TASK REQUIREMENTS:
Every line holding the string "name" should be gathered.

PROVIDED DATA:
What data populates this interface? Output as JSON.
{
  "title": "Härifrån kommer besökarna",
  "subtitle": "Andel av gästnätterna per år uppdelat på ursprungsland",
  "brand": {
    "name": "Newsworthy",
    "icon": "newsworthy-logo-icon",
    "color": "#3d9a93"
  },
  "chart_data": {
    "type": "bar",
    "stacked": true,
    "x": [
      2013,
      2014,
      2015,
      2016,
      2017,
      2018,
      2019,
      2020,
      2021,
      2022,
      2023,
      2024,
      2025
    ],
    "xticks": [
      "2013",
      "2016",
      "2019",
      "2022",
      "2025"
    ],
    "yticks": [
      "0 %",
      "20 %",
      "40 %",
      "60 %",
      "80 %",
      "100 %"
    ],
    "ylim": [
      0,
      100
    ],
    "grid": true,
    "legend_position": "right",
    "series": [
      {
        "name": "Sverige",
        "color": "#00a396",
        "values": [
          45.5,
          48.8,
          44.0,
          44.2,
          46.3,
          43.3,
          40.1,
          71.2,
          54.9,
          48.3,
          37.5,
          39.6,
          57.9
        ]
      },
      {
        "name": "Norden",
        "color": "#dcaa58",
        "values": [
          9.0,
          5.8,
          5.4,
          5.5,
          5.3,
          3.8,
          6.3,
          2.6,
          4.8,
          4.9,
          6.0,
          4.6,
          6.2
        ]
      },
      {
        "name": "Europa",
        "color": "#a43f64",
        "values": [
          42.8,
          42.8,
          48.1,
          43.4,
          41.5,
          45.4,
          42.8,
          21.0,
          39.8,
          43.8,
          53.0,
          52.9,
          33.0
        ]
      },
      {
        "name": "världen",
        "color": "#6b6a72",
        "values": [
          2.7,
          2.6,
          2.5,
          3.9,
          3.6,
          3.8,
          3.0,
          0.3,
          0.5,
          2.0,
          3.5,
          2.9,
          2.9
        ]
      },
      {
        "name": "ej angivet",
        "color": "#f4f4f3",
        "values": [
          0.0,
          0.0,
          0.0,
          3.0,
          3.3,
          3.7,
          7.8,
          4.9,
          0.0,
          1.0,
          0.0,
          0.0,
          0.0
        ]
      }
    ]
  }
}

SOLVED EXERCISE:
    "name": "Newsworthy",
        "name": "Sverige",
        "name": "Norden",
        "name": "Europa",
        "name": "världen",
        "name": "ej angivet",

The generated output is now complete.